— Begin —
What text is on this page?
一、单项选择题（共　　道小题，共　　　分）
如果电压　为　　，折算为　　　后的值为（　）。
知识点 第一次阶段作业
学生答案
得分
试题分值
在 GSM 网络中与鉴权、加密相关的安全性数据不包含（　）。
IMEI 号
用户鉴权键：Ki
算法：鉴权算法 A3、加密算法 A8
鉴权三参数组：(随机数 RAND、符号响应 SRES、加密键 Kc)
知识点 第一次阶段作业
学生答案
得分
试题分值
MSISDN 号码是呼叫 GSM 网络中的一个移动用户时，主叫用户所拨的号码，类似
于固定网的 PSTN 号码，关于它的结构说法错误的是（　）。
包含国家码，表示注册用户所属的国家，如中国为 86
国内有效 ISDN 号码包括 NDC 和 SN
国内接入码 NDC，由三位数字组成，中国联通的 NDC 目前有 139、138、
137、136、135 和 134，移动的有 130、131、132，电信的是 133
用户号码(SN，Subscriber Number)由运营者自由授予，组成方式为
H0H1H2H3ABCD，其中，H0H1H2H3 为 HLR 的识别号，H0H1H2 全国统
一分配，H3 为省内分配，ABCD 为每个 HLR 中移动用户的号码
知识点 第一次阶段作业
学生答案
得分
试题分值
— End —
§ Description of the task
Please output the complete data exactly.

§ The solution
What text is on this page?
一、单项选择题（共　　道小题，共　　　分）
如果电压　为　　，折算为　　　后的值为（　）。
知识点 第一次阶段作业
学生答案
得分
试题分值
在 GSM 网络中与鉴权、加密相关的安全性数据不包含（　）。
IMEI 号
用户鉴权键：Ki
算法：鉴权算法 A3、加密算法 A8
鉴权三参数组：(随机数 RAND、符号响应 SRES、加密键 Kc)
知识点 第一次阶段作业
学生答案
得分
试题分值
MSISDN 号码是呼叫 GSM 网络中的一个移动用户时，主叫用户所拨的号码，类似
于固定网的 PSTN 号码，关于它的结构说法错误的是（　）。
包含国家码，表示注册用户所属的国家，如中国为 86
国内有效 ISDN 号码包括 NDC 和 SN
国内接入码 NDC，由三位数字组成，中国联通的 NDC 目前有 139、138、
137、136、135 和 134，移动的有 130、131、132，电信的是 133
用户号码(SN，Subscriber Number)由运营者自由授予，组成方式为
H0H1H2H3ABCD，其中，H0H1H2H3 为 HLR 的识别号，H0H1H2 全国统
一分配，H3 为省内分配，ABCD 为每个 HLR 中移动用户的号码
知识点 第一次阶段作业
学生答案
得分
试题分值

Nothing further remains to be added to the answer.